→ Records for the exercise
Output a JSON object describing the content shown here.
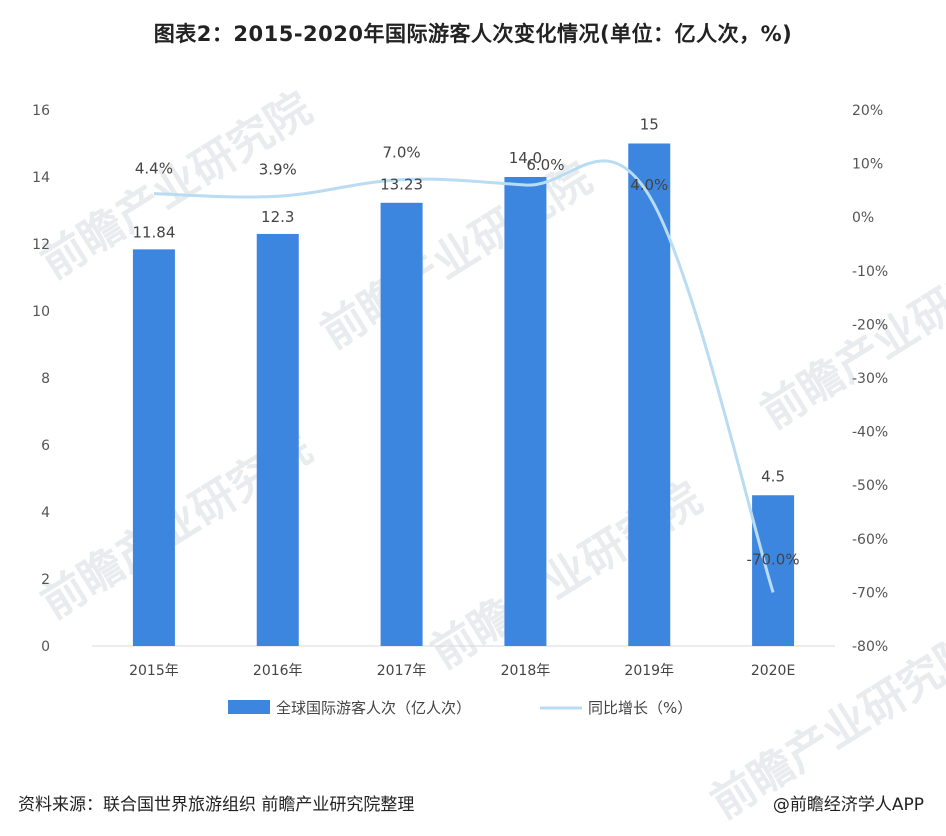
{
  "title": "图表2：2015-2020年国际游客人次变化情况(单位：亿人次，%)",
  "footer": {
    "source": "资料来源：联合国世界旅游组织 前瞻产业研究院整理",
    "credit": "@前瞻经济学人APP"
  },
  "watermark": "前瞻产业研究院",
  "chart_data": {
    "type": "bar",
    "categories": [
      "2015年",
      "2016年",
      "2017年",
      "2018年",
      "2019年",
      "2020E"
    ],
    "series": [
      {
        "name": "全球国际游客人次（亿人次）",
        "type": "bar",
        "axis": "left",
        "values": [
          11.84,
          12.3,
          13.23,
          14.0,
          15,
          4.5
        ],
        "labels": [
          "11.84",
          "12.3",
          "13.23",
          "14.0",
          "15",
          "4.5"
        ],
        "color": "#3d86e0"
      },
      {
        "name": "同比增长（%）",
        "type": "line",
        "axis": "right",
        "values": [
          4.4,
          3.9,
          7.0,
          6.0,
          4.0,
          -70.0
        ],
        "labels": [
          "4.4%",
          "3.9%",
          "7.0%",
          "6.0%",
          "4.0%",
          "-70.0%"
        ],
        "color": "#b9dcf3"
      }
    ],
    "y_left": {
      "min": 0,
      "max": 16,
      "ticks": [
        "0",
        "2",
        "4",
        "6",
        "8",
        "10",
        "12",
        "14",
        "16"
      ]
    },
    "y_right": {
      "min": -80,
      "max": 20,
      "ticks": [
        "-80%",
        "-70%",
        "-60%",
        "-50%",
        "-40%",
        "-30%",
        "-20%",
        "-10%",
        "0%",
        "10%",
        "20%"
      ]
    },
    "grid": false,
    "legend_position": "bottom"
  }
}
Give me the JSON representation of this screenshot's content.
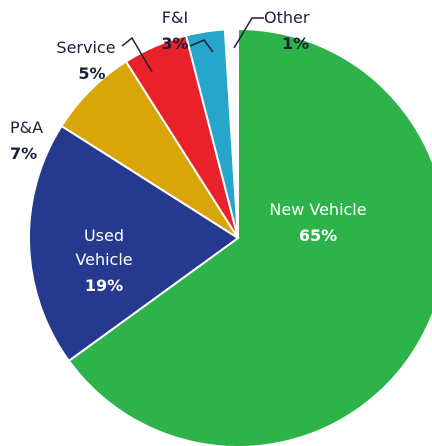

→ What you need to do
The records above must be printed exactly; the pictures stay out.

→ Reply
Output a JSON object describing the content shown here.
{
  "title": "图表2：2015-2020年国际游客人次变化情况(单位：亿人次，%)",
  "footer": {
    "source": "资料来源：联合国世界旅游组织 前瞻产业研究院整理",
    "credit": "@前瞻经济学人APP"
  },
  "watermark": "前瞻产业研究院",
  "chart_data": {
    "type": "bar",
    "categories": [
      "2015年",
      "2016年",
      "2017年",
      "2018年",
      "2019年",
      "2020E"
    ],
    "series": [
      {
        "name": "全球国际游客人次（亿人次）",
        "type": "bar",
        "axis": "left",
        "values": [
          11.84,
          12.3,
          13.23,
          14.0,
          15,
          4.5
        ],
        "labels": [
          "11.84",
          "12.3",
          "13.23",
          "14.0",
          "15",
          "4.5"
        ],
        "color": "#3d86e0"
      },
      {
        "name": "同比增长（%）",
        "type": "line",
        "axis": "right",
        "values": [
          4.4,
          3.9,
          7.0,
          6.0,
          4.0,
          -70.0
        ],
        "labels": [
          "4.4%",
          "3.9%",
          "7.0%",
          "6.0%",
          "4.0%",
          "-70.0%"
        ],
        "color": "#b9dcf3"
      }
    ],
    "y_left": {
      "min": 0,
      "max": 16,
      "ticks": [
        "0",
        "2",
        "4",
        "6",
        "8",
        "10",
        "12",
        "14",
        "16"
      ]
    },
    "y_right": {
      "min": -80,
      "max": 20,
      "ticks": [
        "-80%",
        "-70%",
        "-60%",
        "-50%",
        "-40%",
        "-30%",
        "-20%",
        "-10%",
        "0%",
        "10%",
        "20%"
      ]
    },
    "grid": false,
    "legend_position": "bottom"
  }
}
Give me the JSON representation of this screenshot's content.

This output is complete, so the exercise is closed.